--- start of Data for the task ---

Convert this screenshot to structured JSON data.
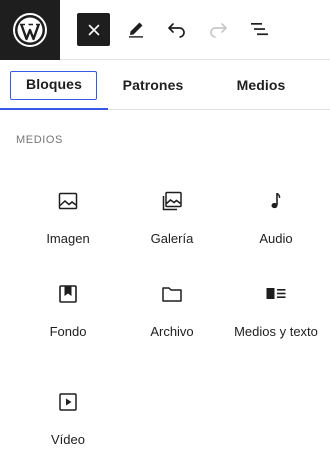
{
  "toolbar": {
    "logo_icon": "wordpress-logo-icon",
    "close_icon": "close-icon",
    "edit_icon": "pencil-icon",
    "undo_icon": "undo-icon",
    "redo_icon": "redo-icon",
    "outline_icon": "list-view-icon"
  },
  "tabs": {
    "blocks": "Bloques",
    "patterns": "Patrones",
    "media": "Medios"
  },
  "section": {
    "title": "MEDIOS"
  },
  "blocks": {
    "image": "Imagen",
    "gallery": "Galería",
    "audio": "Audio",
    "cover": "Fondo",
    "file": "Archivo",
    "media_text": "Medios y texto",
    "video": "Vídeo"
  },
  "colors": {
    "accent": "#3858e9",
    "dark": "#1e1e1e",
    "muted": "#757575"
  }
}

--- end of Data for the task ---

### The request:
Copy the whole of the material above exactly, but not its images.

### Full response:
Convert this screenshot to structured JSON data.
{
  "toolbar": {
    "logo_icon": "wordpress-logo-icon",
    "close_icon": "close-icon",
    "edit_icon": "pencil-icon",
    "undo_icon": "undo-icon",
    "redo_icon": "redo-icon",
    "outline_icon": "list-view-icon"
  },
  "tabs": {
    "blocks": "Bloques",
    "patterns": "Patrones",
    "media": "Medios"
  },
  "section": {
    "title": "MEDIOS"
  },
  "blocks": {
    "image": "Imagen",
    "gallery": "Galería",
    "audio": "Audio",
    "cover": "Fondo",
    "file": "Archivo",
    "media_text": "Medios y texto",
    "video": "Vídeo"
  },
  "colors": {
    "accent": "#3858e9",
    "dark": "#1e1e1e",
    "muted": "#757575"
  }
}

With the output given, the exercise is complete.